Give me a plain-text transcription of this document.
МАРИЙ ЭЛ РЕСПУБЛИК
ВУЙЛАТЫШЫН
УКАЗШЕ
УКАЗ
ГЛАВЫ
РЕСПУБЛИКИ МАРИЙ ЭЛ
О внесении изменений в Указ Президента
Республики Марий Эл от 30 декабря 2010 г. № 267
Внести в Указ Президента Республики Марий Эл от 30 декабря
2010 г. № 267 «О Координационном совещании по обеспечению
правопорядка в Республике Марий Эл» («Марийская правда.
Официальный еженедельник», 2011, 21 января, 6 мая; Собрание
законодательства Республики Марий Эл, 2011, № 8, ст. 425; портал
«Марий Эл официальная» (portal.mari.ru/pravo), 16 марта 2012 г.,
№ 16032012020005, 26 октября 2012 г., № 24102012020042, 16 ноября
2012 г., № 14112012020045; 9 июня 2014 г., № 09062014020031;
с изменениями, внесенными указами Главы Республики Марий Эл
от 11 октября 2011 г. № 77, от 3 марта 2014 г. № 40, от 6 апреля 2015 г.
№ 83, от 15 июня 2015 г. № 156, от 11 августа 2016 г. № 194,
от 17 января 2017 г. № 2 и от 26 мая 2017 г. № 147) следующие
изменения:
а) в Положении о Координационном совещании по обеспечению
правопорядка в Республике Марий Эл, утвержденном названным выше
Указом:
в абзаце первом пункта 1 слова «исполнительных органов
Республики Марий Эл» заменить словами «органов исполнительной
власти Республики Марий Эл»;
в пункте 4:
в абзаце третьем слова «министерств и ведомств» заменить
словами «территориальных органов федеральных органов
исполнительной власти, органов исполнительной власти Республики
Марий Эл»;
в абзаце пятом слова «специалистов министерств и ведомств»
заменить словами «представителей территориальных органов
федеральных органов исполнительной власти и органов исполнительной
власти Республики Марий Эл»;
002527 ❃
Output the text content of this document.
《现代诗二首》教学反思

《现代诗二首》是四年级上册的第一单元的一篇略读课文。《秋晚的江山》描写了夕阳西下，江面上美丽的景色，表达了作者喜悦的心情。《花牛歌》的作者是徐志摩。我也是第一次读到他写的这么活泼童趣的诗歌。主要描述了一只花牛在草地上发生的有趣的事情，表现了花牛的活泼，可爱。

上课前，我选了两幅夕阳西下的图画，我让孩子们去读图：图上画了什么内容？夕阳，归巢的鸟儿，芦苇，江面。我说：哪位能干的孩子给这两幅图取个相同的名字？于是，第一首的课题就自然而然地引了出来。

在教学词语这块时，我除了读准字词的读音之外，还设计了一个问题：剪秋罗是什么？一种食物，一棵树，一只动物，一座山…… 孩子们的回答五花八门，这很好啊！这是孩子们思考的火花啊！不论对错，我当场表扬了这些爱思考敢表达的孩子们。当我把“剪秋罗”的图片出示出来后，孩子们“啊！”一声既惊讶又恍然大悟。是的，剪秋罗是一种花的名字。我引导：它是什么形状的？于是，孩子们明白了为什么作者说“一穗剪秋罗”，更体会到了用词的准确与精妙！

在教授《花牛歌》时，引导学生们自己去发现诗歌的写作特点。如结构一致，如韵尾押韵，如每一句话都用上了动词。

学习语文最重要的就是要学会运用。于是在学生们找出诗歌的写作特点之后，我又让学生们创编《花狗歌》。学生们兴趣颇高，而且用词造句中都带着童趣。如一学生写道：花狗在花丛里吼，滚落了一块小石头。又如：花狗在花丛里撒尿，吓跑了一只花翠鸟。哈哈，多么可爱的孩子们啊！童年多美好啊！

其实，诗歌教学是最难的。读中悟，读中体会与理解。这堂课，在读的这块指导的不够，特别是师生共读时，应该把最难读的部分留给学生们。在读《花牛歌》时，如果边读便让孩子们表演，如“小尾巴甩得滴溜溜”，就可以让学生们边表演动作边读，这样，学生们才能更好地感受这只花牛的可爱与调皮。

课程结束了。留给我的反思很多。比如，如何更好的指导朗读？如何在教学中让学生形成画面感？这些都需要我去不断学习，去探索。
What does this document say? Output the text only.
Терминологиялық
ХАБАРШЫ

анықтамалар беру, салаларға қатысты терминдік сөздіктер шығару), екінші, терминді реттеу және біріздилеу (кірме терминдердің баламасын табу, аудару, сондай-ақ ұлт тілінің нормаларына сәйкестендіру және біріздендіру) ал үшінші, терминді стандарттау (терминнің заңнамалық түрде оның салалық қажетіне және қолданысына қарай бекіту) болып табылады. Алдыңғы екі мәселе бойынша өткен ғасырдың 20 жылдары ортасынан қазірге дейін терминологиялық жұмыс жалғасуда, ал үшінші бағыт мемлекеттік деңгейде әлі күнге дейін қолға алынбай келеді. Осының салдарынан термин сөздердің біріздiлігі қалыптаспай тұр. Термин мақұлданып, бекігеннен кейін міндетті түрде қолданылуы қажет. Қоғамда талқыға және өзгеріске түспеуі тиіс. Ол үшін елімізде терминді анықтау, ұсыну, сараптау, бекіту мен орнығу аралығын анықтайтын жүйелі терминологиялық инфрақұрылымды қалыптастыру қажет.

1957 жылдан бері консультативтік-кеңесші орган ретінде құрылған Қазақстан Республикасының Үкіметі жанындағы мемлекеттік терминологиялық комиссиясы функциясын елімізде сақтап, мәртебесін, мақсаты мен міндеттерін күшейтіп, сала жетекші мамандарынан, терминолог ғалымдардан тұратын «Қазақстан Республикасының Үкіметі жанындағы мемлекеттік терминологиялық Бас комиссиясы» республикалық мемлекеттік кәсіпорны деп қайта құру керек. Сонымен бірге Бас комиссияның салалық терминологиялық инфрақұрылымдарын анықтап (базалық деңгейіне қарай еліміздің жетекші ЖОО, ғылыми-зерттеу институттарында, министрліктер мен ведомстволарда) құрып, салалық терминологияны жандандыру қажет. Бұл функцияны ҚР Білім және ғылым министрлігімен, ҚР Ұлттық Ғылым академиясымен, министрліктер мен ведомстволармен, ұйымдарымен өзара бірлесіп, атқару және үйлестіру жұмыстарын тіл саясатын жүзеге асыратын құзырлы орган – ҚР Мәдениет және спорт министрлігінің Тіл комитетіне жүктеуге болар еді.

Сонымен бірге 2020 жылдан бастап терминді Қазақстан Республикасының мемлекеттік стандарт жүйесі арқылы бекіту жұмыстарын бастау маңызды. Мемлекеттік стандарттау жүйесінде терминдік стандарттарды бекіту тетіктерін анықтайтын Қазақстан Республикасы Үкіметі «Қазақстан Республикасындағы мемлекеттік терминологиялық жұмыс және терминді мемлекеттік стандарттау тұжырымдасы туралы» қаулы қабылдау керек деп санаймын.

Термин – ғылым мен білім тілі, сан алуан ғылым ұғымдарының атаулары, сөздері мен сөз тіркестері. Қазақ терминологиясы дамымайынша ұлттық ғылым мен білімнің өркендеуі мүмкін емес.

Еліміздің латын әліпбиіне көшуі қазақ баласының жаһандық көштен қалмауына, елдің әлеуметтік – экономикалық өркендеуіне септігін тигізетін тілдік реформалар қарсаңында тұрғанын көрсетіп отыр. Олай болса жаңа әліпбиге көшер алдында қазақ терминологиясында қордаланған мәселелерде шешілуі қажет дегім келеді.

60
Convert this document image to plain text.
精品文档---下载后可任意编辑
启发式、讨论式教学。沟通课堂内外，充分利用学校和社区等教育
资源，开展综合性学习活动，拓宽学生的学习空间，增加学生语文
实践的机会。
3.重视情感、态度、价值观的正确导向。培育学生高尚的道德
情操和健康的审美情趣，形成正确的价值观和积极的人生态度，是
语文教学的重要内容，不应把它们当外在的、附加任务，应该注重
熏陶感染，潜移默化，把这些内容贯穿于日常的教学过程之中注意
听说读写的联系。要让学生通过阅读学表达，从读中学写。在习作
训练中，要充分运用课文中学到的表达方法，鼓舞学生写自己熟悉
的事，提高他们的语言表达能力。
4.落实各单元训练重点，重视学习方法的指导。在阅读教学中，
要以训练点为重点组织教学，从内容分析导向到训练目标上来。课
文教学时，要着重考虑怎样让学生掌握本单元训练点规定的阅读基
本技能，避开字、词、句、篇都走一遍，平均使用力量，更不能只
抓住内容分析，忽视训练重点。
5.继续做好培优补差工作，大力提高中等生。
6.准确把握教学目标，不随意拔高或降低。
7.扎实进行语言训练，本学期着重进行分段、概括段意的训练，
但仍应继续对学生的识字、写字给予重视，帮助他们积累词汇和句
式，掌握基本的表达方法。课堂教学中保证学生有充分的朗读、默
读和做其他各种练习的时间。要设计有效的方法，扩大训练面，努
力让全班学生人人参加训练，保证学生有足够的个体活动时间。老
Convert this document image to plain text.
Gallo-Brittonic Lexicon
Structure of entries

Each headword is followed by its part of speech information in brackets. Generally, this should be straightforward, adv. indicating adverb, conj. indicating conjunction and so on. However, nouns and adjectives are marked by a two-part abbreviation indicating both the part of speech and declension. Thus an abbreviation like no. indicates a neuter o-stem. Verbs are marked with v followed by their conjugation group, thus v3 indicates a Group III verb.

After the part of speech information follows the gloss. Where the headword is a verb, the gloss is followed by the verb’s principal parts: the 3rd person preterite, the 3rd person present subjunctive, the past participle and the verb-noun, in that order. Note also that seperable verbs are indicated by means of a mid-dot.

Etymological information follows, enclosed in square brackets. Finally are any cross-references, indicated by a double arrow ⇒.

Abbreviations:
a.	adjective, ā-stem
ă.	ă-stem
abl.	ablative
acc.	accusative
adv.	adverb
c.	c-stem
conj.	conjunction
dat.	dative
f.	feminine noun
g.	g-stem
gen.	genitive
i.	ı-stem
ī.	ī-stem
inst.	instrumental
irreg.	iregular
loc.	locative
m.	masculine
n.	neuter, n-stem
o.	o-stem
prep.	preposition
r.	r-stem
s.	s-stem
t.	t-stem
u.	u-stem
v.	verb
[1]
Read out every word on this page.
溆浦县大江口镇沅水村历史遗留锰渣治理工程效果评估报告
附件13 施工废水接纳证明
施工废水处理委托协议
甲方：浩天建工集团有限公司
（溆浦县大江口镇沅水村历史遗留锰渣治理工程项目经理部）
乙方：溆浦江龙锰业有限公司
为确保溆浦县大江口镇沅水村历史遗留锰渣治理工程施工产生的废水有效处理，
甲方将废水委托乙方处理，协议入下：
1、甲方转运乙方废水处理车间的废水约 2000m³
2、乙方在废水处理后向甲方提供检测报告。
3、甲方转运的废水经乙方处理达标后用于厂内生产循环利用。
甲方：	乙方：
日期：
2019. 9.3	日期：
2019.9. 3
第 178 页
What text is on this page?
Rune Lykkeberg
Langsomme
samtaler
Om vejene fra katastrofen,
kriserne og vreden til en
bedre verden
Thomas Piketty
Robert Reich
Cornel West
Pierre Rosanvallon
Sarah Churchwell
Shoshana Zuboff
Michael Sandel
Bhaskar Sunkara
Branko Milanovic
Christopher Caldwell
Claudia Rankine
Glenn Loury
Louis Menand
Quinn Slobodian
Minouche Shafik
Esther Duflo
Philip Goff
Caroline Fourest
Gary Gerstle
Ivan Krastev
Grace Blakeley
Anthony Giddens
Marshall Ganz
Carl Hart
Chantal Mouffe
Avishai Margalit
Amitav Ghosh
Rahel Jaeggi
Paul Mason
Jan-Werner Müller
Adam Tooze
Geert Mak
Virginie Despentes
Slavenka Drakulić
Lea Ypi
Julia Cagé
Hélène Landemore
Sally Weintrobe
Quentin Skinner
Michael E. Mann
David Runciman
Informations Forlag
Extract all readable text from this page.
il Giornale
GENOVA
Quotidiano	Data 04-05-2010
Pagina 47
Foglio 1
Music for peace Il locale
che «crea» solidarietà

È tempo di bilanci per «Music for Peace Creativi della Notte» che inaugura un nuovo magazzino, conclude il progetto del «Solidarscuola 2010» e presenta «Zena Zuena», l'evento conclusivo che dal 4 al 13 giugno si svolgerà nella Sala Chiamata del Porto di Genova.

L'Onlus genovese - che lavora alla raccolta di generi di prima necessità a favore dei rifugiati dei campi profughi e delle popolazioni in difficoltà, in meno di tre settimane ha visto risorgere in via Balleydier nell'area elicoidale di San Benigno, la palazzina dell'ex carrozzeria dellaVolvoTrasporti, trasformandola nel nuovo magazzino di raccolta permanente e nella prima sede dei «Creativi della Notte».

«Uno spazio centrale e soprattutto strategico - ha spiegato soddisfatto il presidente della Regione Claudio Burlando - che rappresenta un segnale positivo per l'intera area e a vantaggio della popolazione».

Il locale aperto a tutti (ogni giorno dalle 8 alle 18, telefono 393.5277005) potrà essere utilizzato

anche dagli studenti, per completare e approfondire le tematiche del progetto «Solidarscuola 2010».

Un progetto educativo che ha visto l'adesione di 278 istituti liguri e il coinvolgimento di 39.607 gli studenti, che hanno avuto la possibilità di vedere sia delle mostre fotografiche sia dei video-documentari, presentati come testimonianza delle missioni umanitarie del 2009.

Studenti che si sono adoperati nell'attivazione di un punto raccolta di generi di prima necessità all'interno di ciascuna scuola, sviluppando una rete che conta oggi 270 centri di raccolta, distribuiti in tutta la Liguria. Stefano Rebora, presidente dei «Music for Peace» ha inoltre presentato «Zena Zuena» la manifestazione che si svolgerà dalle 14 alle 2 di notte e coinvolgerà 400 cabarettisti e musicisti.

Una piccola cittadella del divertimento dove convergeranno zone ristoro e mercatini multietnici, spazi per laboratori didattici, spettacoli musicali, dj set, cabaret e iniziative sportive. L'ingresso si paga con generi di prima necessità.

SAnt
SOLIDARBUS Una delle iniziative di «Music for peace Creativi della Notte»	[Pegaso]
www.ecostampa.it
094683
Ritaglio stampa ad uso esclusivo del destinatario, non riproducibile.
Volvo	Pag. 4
#####
Required work.
Using the listing above, locate the lines that hold "власти" and copy each one.

Response to the task.
власти Республики Марий Эл»;
исполнительной власти, органов исполнительной власти Республики
федеральных органов исполнительной власти и органов исполнительной
власти Республики Марий Эл»;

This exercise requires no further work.